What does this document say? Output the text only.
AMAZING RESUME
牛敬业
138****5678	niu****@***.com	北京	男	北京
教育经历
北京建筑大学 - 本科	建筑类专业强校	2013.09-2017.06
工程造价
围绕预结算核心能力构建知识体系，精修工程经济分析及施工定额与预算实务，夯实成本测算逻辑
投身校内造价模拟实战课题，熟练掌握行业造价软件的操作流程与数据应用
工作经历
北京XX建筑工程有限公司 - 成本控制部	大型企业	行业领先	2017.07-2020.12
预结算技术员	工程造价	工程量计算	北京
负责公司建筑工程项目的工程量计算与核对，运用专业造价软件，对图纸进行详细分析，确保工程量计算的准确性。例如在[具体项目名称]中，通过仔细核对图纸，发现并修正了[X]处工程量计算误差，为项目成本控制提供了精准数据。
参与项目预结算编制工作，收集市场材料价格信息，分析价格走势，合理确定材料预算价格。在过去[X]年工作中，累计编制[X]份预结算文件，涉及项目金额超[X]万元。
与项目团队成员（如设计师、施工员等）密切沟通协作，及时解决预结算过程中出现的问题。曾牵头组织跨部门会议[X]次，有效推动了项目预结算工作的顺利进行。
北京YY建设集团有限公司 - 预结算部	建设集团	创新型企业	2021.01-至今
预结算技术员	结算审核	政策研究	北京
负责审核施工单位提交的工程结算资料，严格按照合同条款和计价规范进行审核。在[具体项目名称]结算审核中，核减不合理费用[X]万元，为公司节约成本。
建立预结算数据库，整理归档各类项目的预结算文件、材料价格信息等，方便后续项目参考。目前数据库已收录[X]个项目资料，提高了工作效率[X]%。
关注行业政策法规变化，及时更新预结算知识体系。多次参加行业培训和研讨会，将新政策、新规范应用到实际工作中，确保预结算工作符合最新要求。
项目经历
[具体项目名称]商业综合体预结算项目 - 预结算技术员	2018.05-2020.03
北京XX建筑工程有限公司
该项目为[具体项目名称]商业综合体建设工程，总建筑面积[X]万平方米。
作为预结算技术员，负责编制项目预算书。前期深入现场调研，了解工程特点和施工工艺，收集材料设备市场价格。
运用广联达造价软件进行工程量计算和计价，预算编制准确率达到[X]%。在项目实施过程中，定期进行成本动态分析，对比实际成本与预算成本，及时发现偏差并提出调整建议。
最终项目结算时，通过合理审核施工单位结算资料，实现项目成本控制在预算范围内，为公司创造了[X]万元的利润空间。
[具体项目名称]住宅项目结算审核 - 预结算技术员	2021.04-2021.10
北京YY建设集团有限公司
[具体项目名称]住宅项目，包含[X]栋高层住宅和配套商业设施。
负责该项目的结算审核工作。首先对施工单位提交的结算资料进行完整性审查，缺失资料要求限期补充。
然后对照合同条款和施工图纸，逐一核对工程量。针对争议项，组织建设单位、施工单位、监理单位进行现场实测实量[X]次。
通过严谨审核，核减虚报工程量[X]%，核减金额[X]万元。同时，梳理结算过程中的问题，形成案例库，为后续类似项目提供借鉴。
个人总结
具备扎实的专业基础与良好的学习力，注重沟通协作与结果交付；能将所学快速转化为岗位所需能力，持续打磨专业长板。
####################
STATED GOAL: Your task is to collect every line above that contains the word "北京XX建筑工程有限公司".

SOLUTION:
北京XX建筑工程有限公司 - 成本控制部	大型企业	行业领先	2017.07-2020.12
北京XX建筑工程有限公司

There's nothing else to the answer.